STATED PROBLEM:
Count every line where "value" shows up, and give that number only.

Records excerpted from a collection
+ + +

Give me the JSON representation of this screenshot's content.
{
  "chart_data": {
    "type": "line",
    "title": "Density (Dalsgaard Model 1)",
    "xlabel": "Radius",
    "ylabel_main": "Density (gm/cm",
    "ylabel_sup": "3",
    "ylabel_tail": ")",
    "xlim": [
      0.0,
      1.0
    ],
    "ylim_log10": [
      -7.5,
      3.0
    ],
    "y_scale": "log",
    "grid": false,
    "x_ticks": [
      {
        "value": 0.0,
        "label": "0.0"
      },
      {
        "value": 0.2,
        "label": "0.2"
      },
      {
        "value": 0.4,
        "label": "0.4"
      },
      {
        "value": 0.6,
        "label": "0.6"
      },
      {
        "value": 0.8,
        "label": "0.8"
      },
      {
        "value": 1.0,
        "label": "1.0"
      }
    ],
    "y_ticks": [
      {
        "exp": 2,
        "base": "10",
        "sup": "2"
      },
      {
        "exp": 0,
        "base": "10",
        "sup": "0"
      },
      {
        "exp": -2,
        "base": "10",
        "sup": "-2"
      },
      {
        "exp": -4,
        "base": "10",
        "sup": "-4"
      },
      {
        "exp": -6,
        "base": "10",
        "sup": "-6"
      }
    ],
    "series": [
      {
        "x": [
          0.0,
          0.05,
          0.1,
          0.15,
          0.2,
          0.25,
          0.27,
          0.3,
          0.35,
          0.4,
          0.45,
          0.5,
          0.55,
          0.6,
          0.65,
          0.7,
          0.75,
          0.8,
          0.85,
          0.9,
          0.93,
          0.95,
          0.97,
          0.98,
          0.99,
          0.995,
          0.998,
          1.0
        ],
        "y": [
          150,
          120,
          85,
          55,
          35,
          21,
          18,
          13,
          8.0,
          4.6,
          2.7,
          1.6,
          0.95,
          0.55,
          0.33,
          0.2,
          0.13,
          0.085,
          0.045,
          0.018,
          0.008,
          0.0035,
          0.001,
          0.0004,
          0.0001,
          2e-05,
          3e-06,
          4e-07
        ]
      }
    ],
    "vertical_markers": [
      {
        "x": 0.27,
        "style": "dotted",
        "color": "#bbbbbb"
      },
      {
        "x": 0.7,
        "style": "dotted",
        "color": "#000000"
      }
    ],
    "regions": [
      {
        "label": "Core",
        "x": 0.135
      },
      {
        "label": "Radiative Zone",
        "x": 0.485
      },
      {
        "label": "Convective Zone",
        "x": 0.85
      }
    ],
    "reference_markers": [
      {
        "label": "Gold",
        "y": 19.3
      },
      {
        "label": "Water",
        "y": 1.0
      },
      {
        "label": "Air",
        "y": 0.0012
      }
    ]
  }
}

+ + +

EXPECTED ANSWER:
6